▸ **Task brief**:
All of the listing below must be repeated word for word. Pictures are the only thing to omit.

▸ **Data excerpts**:

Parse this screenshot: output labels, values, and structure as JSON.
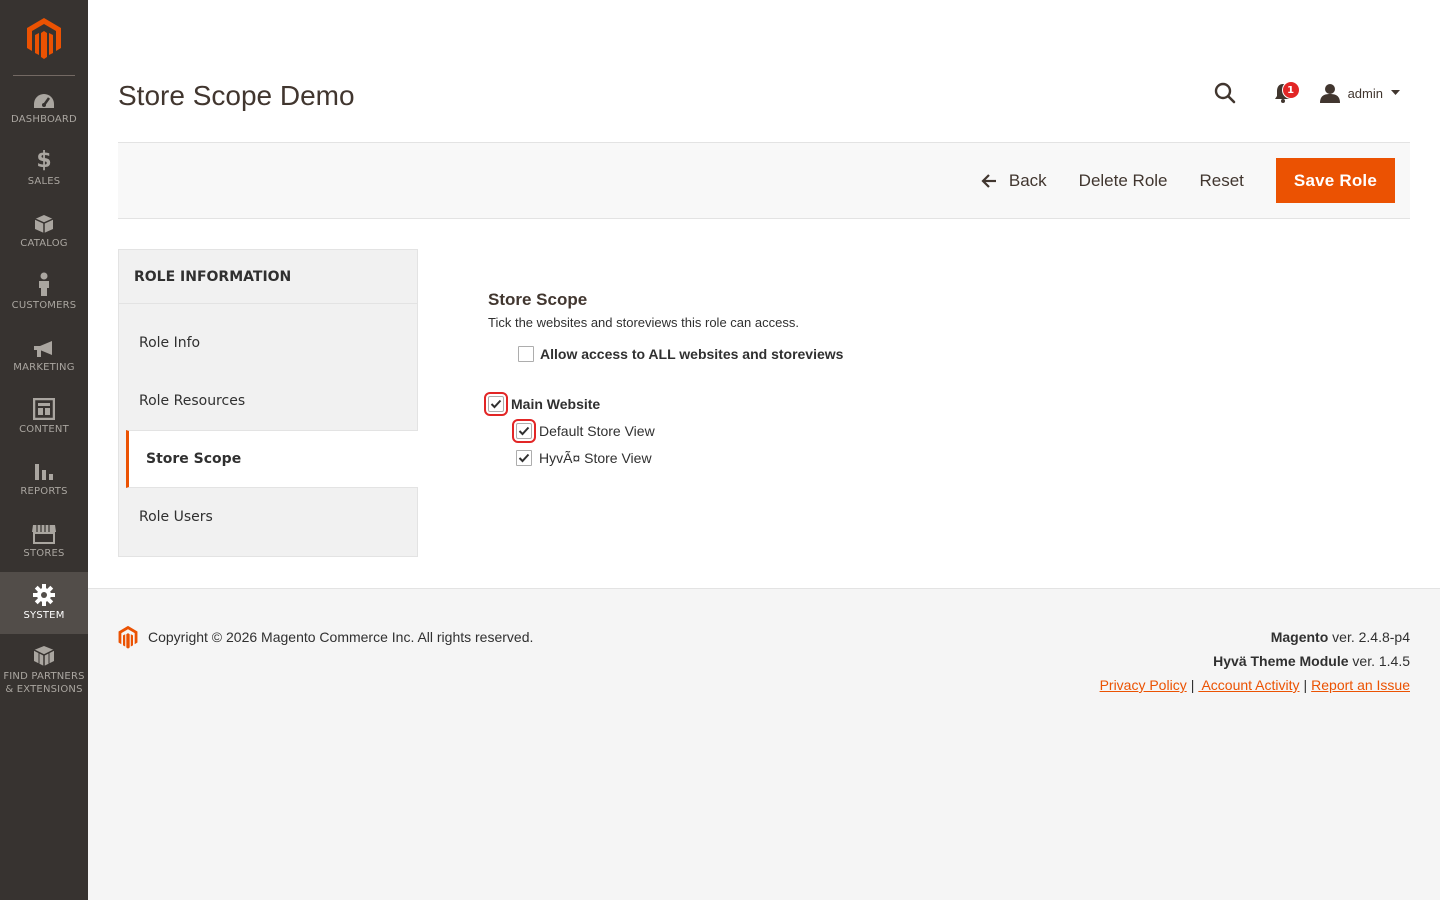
{
  "sidebar": {
    "items": [
      {
        "label": "DASHBOARD",
        "icon": "dashboard-icon"
      },
      {
        "label": "SALES",
        "icon": "dollar-icon"
      },
      {
        "label": "CATALOG",
        "icon": "box-icon"
      },
      {
        "label": "CUSTOMERS",
        "icon": "person-icon"
      },
      {
        "label": "MARKETING",
        "icon": "megaphone-icon"
      },
      {
        "label": "CONTENT",
        "icon": "layout-icon"
      },
      {
        "label": "REPORTS",
        "icon": "bar-chart-icon"
      },
      {
        "label": "STORES",
        "icon": "storefront-icon"
      },
      {
        "label": "SYSTEM",
        "icon": "gear-icon"
      },
      {
        "label_line1": "FIND PARTNERS",
        "label_line2": "& EXTENSIONS",
        "icon": "cubes-icon"
      }
    ]
  },
  "header": {
    "title": "Store Scope Demo",
    "notification_count": "1",
    "user_name": "admin"
  },
  "actions": {
    "back": "Back",
    "delete": "Delete Role",
    "reset": "Reset",
    "save": "Save Role"
  },
  "tabs": {
    "title": "ROLE INFORMATION",
    "items": [
      "Role Info",
      "Role Resources",
      "Store Scope",
      "Role Users"
    ],
    "active": "Store Scope"
  },
  "scope": {
    "title": "Store Scope",
    "description": "Tick the websites and storeviews this role can access.",
    "all_label": "Allow access to ALL websites and storeviews",
    "all_checked": false,
    "website_label": "Main Website",
    "website_checked": true,
    "store_views": [
      {
        "label": "Default Store View",
        "checked": true
      },
      {
        "label": "HyvÃ¤ Store View",
        "checked": true
      }
    ]
  },
  "footer": {
    "copyright": "Copyright © 2026 Magento Commerce Inc. All rights reserved.",
    "magento_name": "Magento",
    "magento_version": " ver. 2.4.8-p4",
    "hyva_name": "Hyvä Theme Module",
    "hyva_version": " ver. 1.4.5",
    "links": [
      "Privacy Policy",
      " Account Activity",
      "Report an Issue"
    ]
  },
  "colors": {
    "accent": "#eb5202",
    "sidebar_bg": "#373330",
    "highlight": "#e22626"
  }
}
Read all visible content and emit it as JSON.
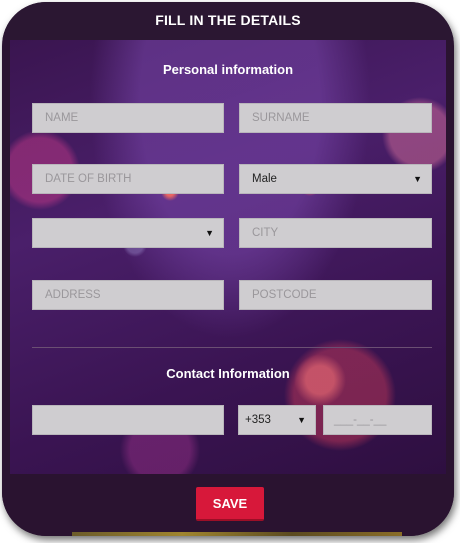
{
  "header": {
    "title": "FILL IN THE DETAILS"
  },
  "personal": {
    "heading": "Personal information",
    "name_placeholder": "NAME",
    "surname_placeholder": "SURNAME",
    "dob_placeholder": "DATE OF BIRTH",
    "gender_value": "Male",
    "country_value": "",
    "city_placeholder": "CITY",
    "address_placeholder": "ADDRESS",
    "postcode_placeholder": "POSTCODE"
  },
  "contact": {
    "heading": "Contact Information",
    "email_value": "",
    "phone_code_value": "+353",
    "phone_placeholder": "___-__-__"
  },
  "actions": {
    "save_label": "SAVE"
  },
  "icons": {
    "dropdown": "chevron-down-icon"
  },
  "colors": {
    "accent": "#d7183a",
    "field_bg": "#cfcdd0",
    "frame": "#2a1330"
  }
}
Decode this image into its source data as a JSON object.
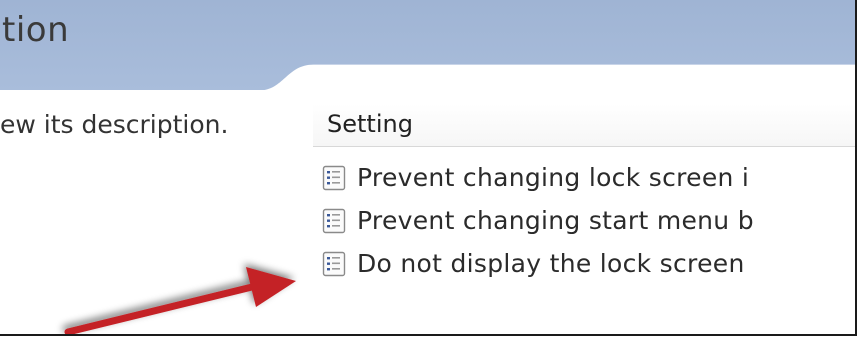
{
  "header": {
    "title_fragment": "tion"
  },
  "left_pane": {
    "description_fragment": "ew its description."
  },
  "list": {
    "column_header": "Setting",
    "items": [
      {
        "label": "Prevent changing lock screen i",
        "icon": "policy-setting-icon"
      },
      {
        "label": "Prevent changing start menu b",
        "icon": "policy-setting-icon"
      },
      {
        "label": "Do not display the lock screen",
        "icon": "policy-setting-icon"
      }
    ]
  },
  "annotation": {
    "arrow_color": "#c42026",
    "points_to_item": 3
  }
}
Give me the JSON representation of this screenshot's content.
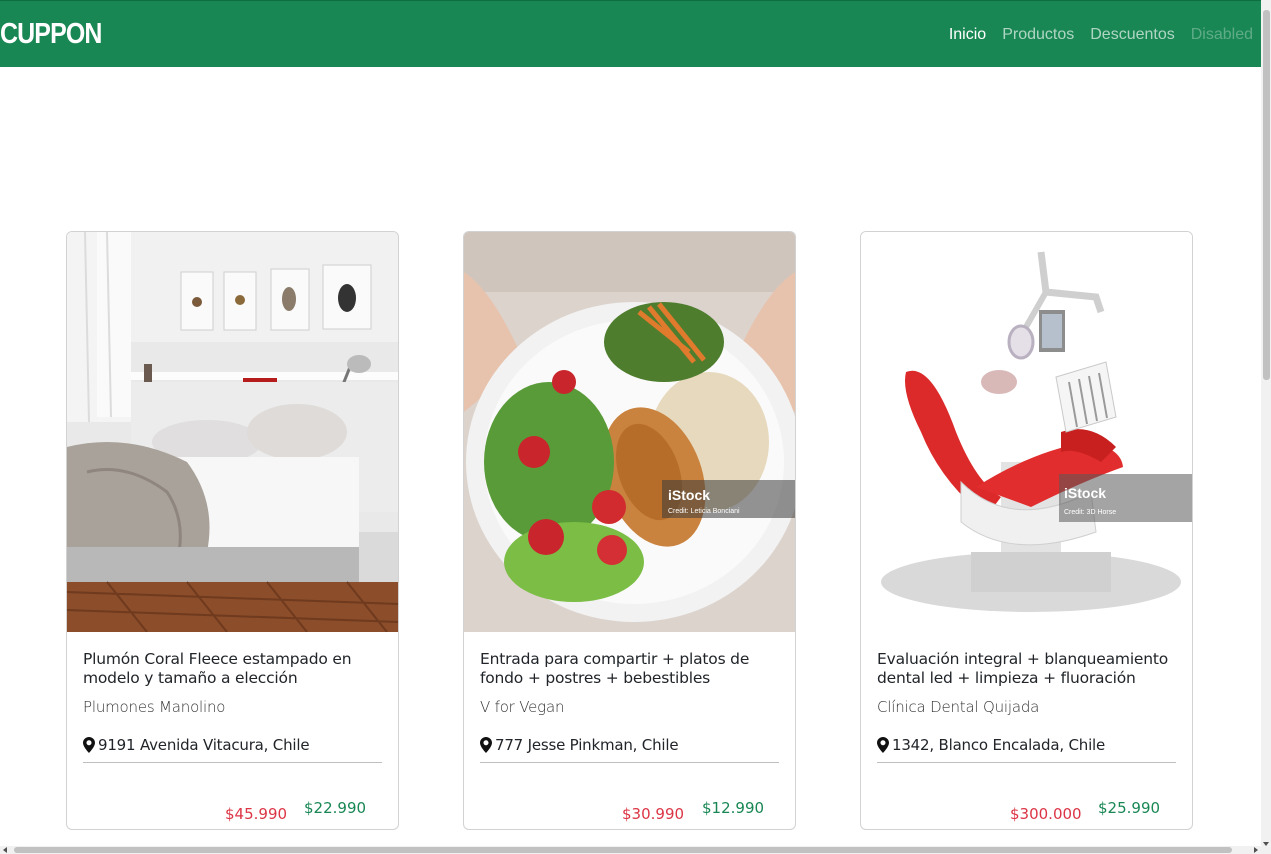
{
  "navbar": {
    "brand": "CUPPON",
    "links": [
      {
        "label": "Inicio",
        "state": "active"
      },
      {
        "label": "Productos",
        "state": "normal"
      },
      {
        "label": "Descuentos",
        "state": "normal"
      },
      {
        "label": "Disabled",
        "state": "disabled"
      }
    ],
    "color": "#198754"
  },
  "cards": [
    {
      "title": "Plumón Coral Fleece estampado en modelo y tamaño a elección",
      "vendor": "Plumones Manolino",
      "address": "9191 Avenida Vitacura, Chile",
      "price_old": "$45.990",
      "price_new": "$22.990",
      "image": "bedroom-photo"
    },
    {
      "title": "Entrada para compartir + platos de fondo + postres + bebestibles",
      "vendor": "V for Vegan",
      "address": "777 Jesse Pinkman, Chile",
      "price_old": "$30.990",
      "price_new": "$12.990",
      "image": "salad-plate-photo",
      "watermark_brand": "iStock",
      "watermark_credit": "Credit: Leticia Bonciani"
    },
    {
      "title": "Evaluación integral + blanqueamiento dental led + limpieza + fluoración",
      "vendor": "Clínica Dental Quijada",
      "address": "1342, Blanco Encalada, Chile",
      "price_old": "$300.000",
      "price_new": "$25.990",
      "image": "dental-chair-photo",
      "watermark_brand": "iStock",
      "watermark_credit": "Credit: 3D Horse"
    }
  ],
  "colors": {
    "price_old": "#dc3545",
    "price_new": "#198754"
  }
}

▸ **Response to this exercise**:
Parse this screenshot: output labels, values, and structure as JSON.
{
  "sidebar": {
    "items": [
      {
        "label": "DASHBOARD",
        "icon": "dashboard-icon"
      },
      {
        "label": "SALES",
        "icon": "dollar-icon"
      },
      {
        "label": "CATALOG",
        "icon": "box-icon"
      },
      {
        "label": "CUSTOMERS",
        "icon": "person-icon"
      },
      {
        "label": "MARKETING",
        "icon": "megaphone-icon"
      },
      {
        "label": "CONTENT",
        "icon": "layout-icon"
      },
      {
        "label": "REPORTS",
        "icon": "bar-chart-icon"
      },
      {
        "label": "STORES",
        "icon": "storefront-icon"
      },
      {
        "label": "SYSTEM",
        "icon": "gear-icon"
      },
      {
        "label_line1": "FIND PARTNERS",
        "label_line2": "& EXTENSIONS",
        "icon": "cubes-icon"
      }
    ]
  },
  "header": {
    "title": "Store Scope Demo",
    "notification_count": "1",
    "user_name": "admin"
  },
  "actions": {
    "back": "Back",
    "delete": "Delete Role",
    "reset": "Reset",
    "save": "Save Role"
  },
  "tabs": {
    "title": "ROLE INFORMATION",
    "items": [
      "Role Info",
      "Role Resources",
      "Store Scope",
      "Role Users"
    ],
    "active": "Store Scope"
  },
  "scope": {
    "title": "Store Scope",
    "description": "Tick the websites and storeviews this role can access.",
    "all_label": "Allow access to ALL websites and storeviews",
    "all_checked": false,
    "website_label": "Main Website",
    "website_checked": true,
    "store_views": [
      {
        "label": "Default Store View",
        "checked": true
      },
      {
        "label": "HyvÃ¤ Store View",
        "checked": true
      }
    ]
  },
  "footer": {
    "copyright": "Copyright © 2026 Magento Commerce Inc. All rights reserved.",
    "magento_name": "Magento",
    "magento_version": " ver. 2.4.8-p4",
    "hyva_name": "Hyvä Theme Module",
    "hyva_version": " ver. 1.4.5",
    "links": [
      "Privacy Policy",
      " Account Activity",
      "Report an Issue"
    ]
  },
  "colors": {
    "accent": "#eb5202",
    "sidebar_bg": "#373330",
    "highlight": "#e22626"
  }
}
Read all visible content and emit it as JSON.
{
  "header": {
    "title": "FILL IN THE DETAILS"
  },
  "personal": {
    "heading": "Personal information",
    "name_placeholder": "NAME",
    "surname_placeholder": "SURNAME",
    "dob_placeholder": "DATE OF BIRTH",
    "gender_value": "Male",
    "country_value": "",
    "city_placeholder": "CITY",
    "address_placeholder": "ADDRESS",
    "postcode_placeholder": "POSTCODE"
  },
  "contact": {
    "heading": "Contact Information",
    "email_value": "",
    "phone_code_value": "+353",
    "phone_placeholder": "___-__-__"
  },
  "actions": {
    "save_label": "SAVE"
  },
  "icons": {
    "dropdown": "chevron-down-icon"
  },
  "colors": {
    "accent": "#d7183a",
    "field_bg": "#cfcdd0",
    "frame": "#2a1330"
  }
}
Decode this image into its source data as a JSON object.
{
  "header": {
    "title_fragment": "tion"
  },
  "left_pane": {
    "description_fragment": "ew its description."
  },
  "list": {
    "column_header": "Setting",
    "items": [
      {
        "label": "Prevent changing lock screen i",
        "icon": "policy-setting-icon"
      },
      {
        "label": "Prevent changing start menu b",
        "icon": "policy-setting-icon"
      },
      {
        "label": "Do not display the lock screen",
        "icon": "policy-setting-icon"
      }
    ]
  },
  "annotation": {
    "arrow_color": "#c42026",
    "points_to_item": 3
  }
}
Give me the JSON representation of this screenshot's content.
{
  "navbar": {
    "brand": "CUPPON",
    "links": [
      {
        "label": "Inicio",
        "state": "active"
      },
      {
        "label": "Productos",
        "state": "normal"
      },
      {
        "label": "Descuentos",
        "state": "normal"
      },
      {
        "label": "Disabled",
        "state": "disabled"
      }
    ],
    "color": "#198754"
  },
  "cards": [
    {
      "title": "Plumón Coral Fleece estampado en modelo y tamaño a elección",
      "vendor": "Plumones Manolino",
      "address": "9191 Avenida Vitacura, Chile",
      "price_old": "$45.990",
      "price_new": "$22.990",
      "image": "bedroom-photo"
    },
    {
      "title": "Entrada para compartir + platos de fondo + postres + bebestibles",
      "vendor": "V for Vegan",
      "address": "777 Jesse Pinkman, Chile",
      "price_old": "$30.990",
      "price_new": "$12.990",
      "image": "salad-plate-photo",
      "watermark_brand": "iStock",
      "watermark_credit": "Credit: Leticia Bonciani"
    },
    {
      "title": "Evaluación integral + blanqueamiento dental led + limpieza + fluoración",
      "vendor": "Clínica Dental Quijada",
      "address": "1342, Blanco Encalada, Chile",
      "price_old": "$300.000",
      "price_new": "$25.990",
      "image": "dental-chair-photo",
      "watermark_brand": "iStock",
      "watermark_credit": "Credit: 3D Horse"
    }
  ],
  "colors": {
    "price_old": "#dc3545",
    "price_new": "#198754"
  }
}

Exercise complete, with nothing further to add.